## [Set problem]
Copy all of the material below exactly.

## [Records]
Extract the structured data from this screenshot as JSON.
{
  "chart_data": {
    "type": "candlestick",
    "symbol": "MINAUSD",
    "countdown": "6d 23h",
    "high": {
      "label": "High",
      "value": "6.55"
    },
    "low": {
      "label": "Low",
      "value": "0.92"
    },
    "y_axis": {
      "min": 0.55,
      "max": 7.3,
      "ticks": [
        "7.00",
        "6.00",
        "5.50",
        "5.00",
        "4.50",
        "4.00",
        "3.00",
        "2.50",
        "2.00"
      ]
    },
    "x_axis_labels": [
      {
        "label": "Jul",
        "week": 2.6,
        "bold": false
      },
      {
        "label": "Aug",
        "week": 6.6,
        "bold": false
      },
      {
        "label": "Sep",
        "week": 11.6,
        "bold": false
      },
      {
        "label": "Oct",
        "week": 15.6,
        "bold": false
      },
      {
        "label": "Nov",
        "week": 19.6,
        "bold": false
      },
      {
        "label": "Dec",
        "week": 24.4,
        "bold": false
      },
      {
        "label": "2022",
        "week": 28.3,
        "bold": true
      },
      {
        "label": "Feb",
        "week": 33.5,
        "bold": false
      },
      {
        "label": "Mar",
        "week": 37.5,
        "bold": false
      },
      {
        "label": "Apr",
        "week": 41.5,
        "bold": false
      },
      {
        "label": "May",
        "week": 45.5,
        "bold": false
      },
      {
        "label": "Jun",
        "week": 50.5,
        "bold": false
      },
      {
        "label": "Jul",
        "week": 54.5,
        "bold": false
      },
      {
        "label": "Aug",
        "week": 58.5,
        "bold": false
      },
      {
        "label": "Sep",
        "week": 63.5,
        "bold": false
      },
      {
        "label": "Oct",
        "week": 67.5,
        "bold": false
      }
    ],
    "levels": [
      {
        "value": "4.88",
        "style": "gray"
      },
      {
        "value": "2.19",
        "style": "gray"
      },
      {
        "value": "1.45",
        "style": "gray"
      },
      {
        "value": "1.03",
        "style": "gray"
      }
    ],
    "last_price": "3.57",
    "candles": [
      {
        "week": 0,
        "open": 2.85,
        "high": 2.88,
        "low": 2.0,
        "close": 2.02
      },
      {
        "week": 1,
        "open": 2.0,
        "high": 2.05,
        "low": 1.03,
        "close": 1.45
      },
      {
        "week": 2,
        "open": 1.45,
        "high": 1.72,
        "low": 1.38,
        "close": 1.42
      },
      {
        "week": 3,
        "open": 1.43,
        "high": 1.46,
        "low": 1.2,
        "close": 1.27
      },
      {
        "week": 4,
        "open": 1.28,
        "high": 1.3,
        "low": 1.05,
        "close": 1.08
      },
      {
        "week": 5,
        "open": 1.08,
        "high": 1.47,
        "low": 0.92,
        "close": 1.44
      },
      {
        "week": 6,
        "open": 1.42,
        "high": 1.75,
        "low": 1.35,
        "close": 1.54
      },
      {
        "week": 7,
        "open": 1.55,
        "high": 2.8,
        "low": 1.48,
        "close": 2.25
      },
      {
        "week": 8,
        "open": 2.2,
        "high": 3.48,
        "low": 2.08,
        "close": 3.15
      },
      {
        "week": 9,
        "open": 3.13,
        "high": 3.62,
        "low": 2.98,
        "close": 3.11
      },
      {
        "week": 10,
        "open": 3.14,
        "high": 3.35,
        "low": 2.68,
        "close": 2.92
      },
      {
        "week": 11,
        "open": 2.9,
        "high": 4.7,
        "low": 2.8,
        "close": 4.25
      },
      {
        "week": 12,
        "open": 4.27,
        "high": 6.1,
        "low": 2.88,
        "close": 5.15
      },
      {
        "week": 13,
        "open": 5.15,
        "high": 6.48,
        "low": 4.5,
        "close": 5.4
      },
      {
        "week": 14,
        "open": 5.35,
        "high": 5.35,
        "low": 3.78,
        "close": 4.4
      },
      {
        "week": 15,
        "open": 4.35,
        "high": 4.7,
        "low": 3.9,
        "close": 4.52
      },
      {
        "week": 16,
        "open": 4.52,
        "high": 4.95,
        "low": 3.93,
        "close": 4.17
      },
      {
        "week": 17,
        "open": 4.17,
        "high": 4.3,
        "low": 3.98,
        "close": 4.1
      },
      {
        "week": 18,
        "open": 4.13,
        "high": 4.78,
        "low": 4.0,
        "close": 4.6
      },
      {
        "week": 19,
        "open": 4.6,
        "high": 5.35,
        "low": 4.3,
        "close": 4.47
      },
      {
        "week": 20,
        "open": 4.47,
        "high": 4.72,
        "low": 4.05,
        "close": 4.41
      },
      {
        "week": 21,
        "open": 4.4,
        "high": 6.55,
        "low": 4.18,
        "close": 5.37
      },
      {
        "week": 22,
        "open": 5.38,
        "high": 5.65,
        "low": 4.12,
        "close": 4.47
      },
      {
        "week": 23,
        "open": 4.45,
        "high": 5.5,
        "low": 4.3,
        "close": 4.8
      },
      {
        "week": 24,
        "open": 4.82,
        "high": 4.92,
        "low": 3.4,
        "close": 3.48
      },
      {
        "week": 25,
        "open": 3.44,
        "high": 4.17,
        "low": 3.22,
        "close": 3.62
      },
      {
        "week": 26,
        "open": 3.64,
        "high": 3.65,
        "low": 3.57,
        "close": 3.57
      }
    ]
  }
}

## [The response]
Extract the structured data from this screenshot as JSON.
{
  "chart_data": {
    "type": "candlestick",
    "symbol": "MINAUSD",
    "countdown": "6d 23h",
    "high": {
      "label": "High",
      "value": "6.55"
    },
    "low": {
      "label": "Low",
      "value": "0.92"
    },
    "y_axis": {
      "min": 0.55,
      "max": 7.3,
      "ticks": [
        "7.00",
        "6.00",
        "5.50",
        "5.00",
        "4.50",
        "4.00",
        "3.00",
        "2.50",
        "2.00"
      ]
    },
    "x_axis_labels": [
      {
        "label": "Jul",
        "week": 2.6,
        "bold": false
      },
      {
        "label": "Aug",
        "week": 6.6,
        "bold": false
      },
      {
        "label": "Sep",
        "week": 11.6,
        "bold": false
      },
      {
        "label": "Oct",
        "week": 15.6,
        "bold": false
      },
      {
        "label": "Nov",
        "week": 19.6,
        "bold": false
      },
      {
        "label": "Dec",
        "week": 24.4,
        "bold": false
      },
      {
        "label": "2022",
        "week": 28.3,
        "bold": true
      },
      {
        "label": "Feb",
        "week": 33.5,
        "bold": false
      },
      {
        "label": "Mar",
        "week": 37.5,
        "bold": false
      },
      {
        "label": "Apr",
        "week": 41.5,
        "bold": false
      },
      {
        "label": "May",
        "week": 45.5,
        "bold": false
      },
      {
        "label": "Jun",
        "week": 50.5,
        "bold": false
      },
      {
        "label": "Jul",
        "week": 54.5,
        "bold": false
      },
      {
        "label": "Aug",
        "week": 58.5,
        "bold": false
      },
      {
        "label": "Sep",
        "week": 63.5,
        "bold": false
      },
      {
        "label": "Oct",
        "week": 67.5,
        "bold": false
      }
    ],
    "levels": [
      {
        "value": "4.88",
        "style": "gray"
      },
      {
        "value": "2.19",
        "style": "gray"
      },
      {
        "value": "1.45",
        "style": "gray"
      },
      {
        "value": "1.03",
        "style": "gray"
      }
    ],
    "last_price": "3.57",
    "candles": [
      {
        "week": 0,
        "open": 2.85,
        "high": 2.88,
        "low": 2.0,
        "close": 2.02
      },
      {
        "week": 1,
        "open": 2.0,
        "high": 2.05,
        "low": 1.03,
        "close": 1.45
      },
      {
        "week": 2,
        "open": 1.45,
        "high": 1.72,
        "low": 1.38,
        "close": 1.42
      },
      {
        "week": 3,
        "open": 1.43,
        "high": 1.46,
        "low": 1.2,
        "close": 1.27
      },
      {
        "week": 4,
        "open": 1.28,
        "high": 1.3,
        "low": 1.05,
        "close": 1.08
      },
      {
        "week": 5,
        "open": 1.08,
        "high": 1.47,
        "low": 0.92,
        "close": 1.44
      },
      {
        "week": 6,
        "open": 1.42,
        "high": 1.75,
        "low": 1.35,
        "close": 1.54
      },
      {
        "week": 7,
        "open": 1.55,
        "high": 2.8,
        "low": 1.48,
        "close": 2.25
      },
      {
        "week": 8,
        "open": 2.2,
        "high": 3.48,
        "low": 2.08,
        "close": 3.15
      },
      {
        "week": 9,
        "open": 3.13,
        "high": 3.62,
        "low": 2.98,
        "close": 3.11
      },
      {
        "week": 10,
        "open": 3.14,
        "high": 3.35,
        "low": 2.68,
        "close": 2.92
      },
      {
        "week": 11,
        "open": 2.9,
        "high": 4.7,
        "low": 2.8,
        "close": 4.25
      },
      {
        "week": 12,
        "open": 4.27,
        "high": 6.1,
        "low": 2.88,
        "close": 5.15
      },
      {
        "week": 13,
        "open": 5.15,
        "high": 6.48,
        "low": 4.5,
        "close": 5.4
      },
      {
        "week": 14,
        "open": 5.35,
        "high": 5.35,
        "low": 3.78,
        "close": 4.4
      },
      {
        "week": 15,
        "open": 4.35,
        "high": 4.7,
        "low": 3.9,
        "close": 4.52
      },
      {
        "week": 16,
        "open": 4.52,
        "high": 4.95,
        "low": 3.93,
        "close": 4.17
      },
      {
        "week": 17,
        "open": 4.17,
        "high": 4.3,
        "low": 3.98,
        "close": 4.1
      },
      {
        "week": 18,
        "open": 4.13,
        "high": 4.78,
        "low": 4.0,
        "close": 4.6
      },
      {
        "week": 19,
        "open": 4.6,
        "high": 5.35,
        "low": 4.3,
        "close": 4.47
      },
      {
        "week": 20,
        "open": 4.47,
        "high": 4.72,
        "low": 4.05,
        "close": 4.41
      },
      {
        "week": 21,
        "open": 4.4,
        "high": 6.55,
        "low": 4.18,
        "close": 5.37
      },
      {
        "week": 22,
        "open": 5.38,
        "high": 5.65,
        "low": 4.12,
        "close": 4.47
      },
      {
        "week": 23,
        "open": 4.45,
        "high": 5.5,
        "low": 4.3,
        "close": 4.8
      },
      {
        "week": 24,
        "open": 4.82,
        "high": 4.92,
        "low": 3.4,
        "close": 3.48
      },
      {
        "week": 25,
        "open": 3.44,
        "high": 4.17,
        "low": 3.22,
        "close": 3.62
      },
      {
        "week": 26,
        "open": 3.64,
        "high": 3.65,
        "low": 3.57,
        "close": 3.57
      }
    ]
  }
}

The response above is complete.